-- REQUEST A --
Rewrite the rows below as a numbered list, covering everything from the start of the rows down to the line containing "hamburger-icon: ☰ [1064, 112, 1086, 139]", both included, and omit any blank lines.

───── ARTICLE

This guide will walk you through setting up Hadoop on an Ubuntu Server running in VirtualBox. Follow the step-by-step instructions to install prerequisites, configure your system, and get Hadoop up and running.


Prerequisites

  • Setup VirtualBox
  • Install Ubuntu Server

Updating and Upgrading Ubuntu

Open the Ubuntu terminal and run the following commands:

sudo apt-get update
sudo apt-get upgrade

Installing SSH and Parallel Shell

Install SSH and pdsh (Parallel Distributed Shell):

sudo apt-get install ssh
sudo apt-get install pdsh

Check SSH Status

sudo systemctl status ssh

Start SSH Service

sudo systemctl start ssh

Enable SSH at Boot

sudo systemctl enable ssh

Enable Port Forwarding in VirtualBox Networks

For instructions on configuring port forwarding, follow this reference:
SSH into VirtualBox Machine


Creating a User for Hadoop

Create a new user (named hdoop) to run Hadoop:

sudo adduser hdoop

Add User to the Sudo Group

sudo adduser hdoop sudo

Switch to the New User

su - hdoop

Connecting to Ubuntu via VSCode

Using VSCode to SSH into your Ubuntu server simplifies copying and pasting commands.

──────────

-- REQUEST B --
Reproduce the passage of the Hadoop guide above verbatim, everything from "sudo adduser hdoop sudo" down to "and pasting commands.".

───── DATASET ENTRIES

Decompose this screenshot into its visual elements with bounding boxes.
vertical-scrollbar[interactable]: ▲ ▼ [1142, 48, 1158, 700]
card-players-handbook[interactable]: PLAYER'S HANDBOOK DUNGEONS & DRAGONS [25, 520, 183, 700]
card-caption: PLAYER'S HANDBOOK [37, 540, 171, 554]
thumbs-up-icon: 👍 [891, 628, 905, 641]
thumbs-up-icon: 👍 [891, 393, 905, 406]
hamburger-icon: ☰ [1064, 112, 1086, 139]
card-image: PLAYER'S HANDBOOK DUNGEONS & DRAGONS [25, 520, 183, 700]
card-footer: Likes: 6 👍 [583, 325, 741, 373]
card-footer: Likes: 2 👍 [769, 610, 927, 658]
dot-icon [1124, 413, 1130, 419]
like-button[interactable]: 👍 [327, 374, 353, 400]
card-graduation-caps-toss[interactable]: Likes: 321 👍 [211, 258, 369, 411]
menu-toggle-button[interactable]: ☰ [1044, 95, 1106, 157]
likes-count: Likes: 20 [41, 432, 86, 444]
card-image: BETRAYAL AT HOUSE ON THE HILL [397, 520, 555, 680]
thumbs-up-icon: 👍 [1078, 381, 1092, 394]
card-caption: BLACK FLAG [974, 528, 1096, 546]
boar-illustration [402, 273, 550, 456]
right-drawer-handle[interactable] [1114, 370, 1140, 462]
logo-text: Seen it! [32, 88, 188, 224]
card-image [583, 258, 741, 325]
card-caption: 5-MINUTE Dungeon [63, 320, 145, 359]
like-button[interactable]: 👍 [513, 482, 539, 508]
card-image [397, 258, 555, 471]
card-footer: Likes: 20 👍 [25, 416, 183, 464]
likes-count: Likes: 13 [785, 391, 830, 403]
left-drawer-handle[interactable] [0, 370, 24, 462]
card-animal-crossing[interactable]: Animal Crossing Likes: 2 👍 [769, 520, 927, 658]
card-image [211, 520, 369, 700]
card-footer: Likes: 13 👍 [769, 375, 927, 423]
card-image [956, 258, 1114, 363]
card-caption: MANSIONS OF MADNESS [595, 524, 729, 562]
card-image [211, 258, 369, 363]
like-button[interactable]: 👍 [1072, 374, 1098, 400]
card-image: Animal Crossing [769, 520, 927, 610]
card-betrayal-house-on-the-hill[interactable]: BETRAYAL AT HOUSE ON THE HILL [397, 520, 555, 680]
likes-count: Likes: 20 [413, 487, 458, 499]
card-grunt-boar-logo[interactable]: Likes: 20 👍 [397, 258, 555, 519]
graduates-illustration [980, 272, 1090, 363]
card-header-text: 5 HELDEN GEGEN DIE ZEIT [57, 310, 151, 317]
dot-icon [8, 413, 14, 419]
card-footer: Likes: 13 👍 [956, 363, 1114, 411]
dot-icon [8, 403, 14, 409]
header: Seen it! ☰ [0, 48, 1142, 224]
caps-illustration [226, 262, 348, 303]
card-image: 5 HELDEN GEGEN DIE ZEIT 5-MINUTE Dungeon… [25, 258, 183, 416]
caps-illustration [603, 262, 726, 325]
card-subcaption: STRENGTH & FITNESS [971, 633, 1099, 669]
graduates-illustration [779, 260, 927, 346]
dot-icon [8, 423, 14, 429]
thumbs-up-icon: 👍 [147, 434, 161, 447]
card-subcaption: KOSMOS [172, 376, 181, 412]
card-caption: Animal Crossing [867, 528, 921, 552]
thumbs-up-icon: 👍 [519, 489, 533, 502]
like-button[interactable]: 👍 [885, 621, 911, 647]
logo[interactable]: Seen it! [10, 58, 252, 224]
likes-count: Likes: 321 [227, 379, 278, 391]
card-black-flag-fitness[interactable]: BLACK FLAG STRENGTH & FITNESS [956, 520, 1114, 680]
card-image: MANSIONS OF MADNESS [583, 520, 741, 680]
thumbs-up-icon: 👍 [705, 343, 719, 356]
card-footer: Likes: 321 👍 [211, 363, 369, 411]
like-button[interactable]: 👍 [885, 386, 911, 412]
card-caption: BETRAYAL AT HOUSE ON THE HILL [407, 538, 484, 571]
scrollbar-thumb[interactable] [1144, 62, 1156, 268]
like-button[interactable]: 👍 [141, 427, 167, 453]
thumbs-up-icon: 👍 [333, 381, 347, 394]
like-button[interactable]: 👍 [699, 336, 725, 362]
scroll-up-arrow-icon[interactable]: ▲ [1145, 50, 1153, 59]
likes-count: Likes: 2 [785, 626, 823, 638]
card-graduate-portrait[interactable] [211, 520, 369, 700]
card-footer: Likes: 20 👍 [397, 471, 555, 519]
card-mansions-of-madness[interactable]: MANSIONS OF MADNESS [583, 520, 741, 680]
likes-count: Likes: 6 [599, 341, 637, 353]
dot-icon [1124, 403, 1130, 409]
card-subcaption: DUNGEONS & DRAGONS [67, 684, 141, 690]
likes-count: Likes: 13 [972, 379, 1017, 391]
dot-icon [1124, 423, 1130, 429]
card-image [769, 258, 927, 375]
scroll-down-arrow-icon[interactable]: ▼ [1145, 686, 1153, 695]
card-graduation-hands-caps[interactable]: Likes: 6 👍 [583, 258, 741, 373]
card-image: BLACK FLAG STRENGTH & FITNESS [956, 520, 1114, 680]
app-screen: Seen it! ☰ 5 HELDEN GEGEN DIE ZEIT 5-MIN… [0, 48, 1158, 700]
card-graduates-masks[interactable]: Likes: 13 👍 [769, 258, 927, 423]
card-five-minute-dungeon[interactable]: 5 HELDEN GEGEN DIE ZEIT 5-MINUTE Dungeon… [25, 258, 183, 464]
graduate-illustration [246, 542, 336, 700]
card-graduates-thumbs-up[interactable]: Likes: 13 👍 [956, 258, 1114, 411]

──────────

-- WRITTEN REPLY A --
1. Decompose this screenshot into its visual elements with bounding boxes.
2. vertical-scrollbar[interactable]: ▲ ▼ [1142, 48, 1158, 700]
3. card-players-handbook[interactable]: PLAYER'S HANDBOOK DUNGEONS & DRAGONS [25, 520, 183, 700]
4. card-caption: PLAYER'S HANDBOOK [37, 540, 171, 554]
5. thumbs-up-icon: 👍 [891, 628, 905, 641]
6. thumbs-up-icon: 👍 [891, 393, 905, 406]
7. hamburger-icon: ☰ [1064, 112, 1086, 139]

-- WRITTEN REPLY B --
sudo adduser hdoop sudo

Switch to the New User

su - hdoop

Connecting to Ubuntu via VSCode

Using VSCode to SSH into your Ubuntu server simplifies copying and pasting commands.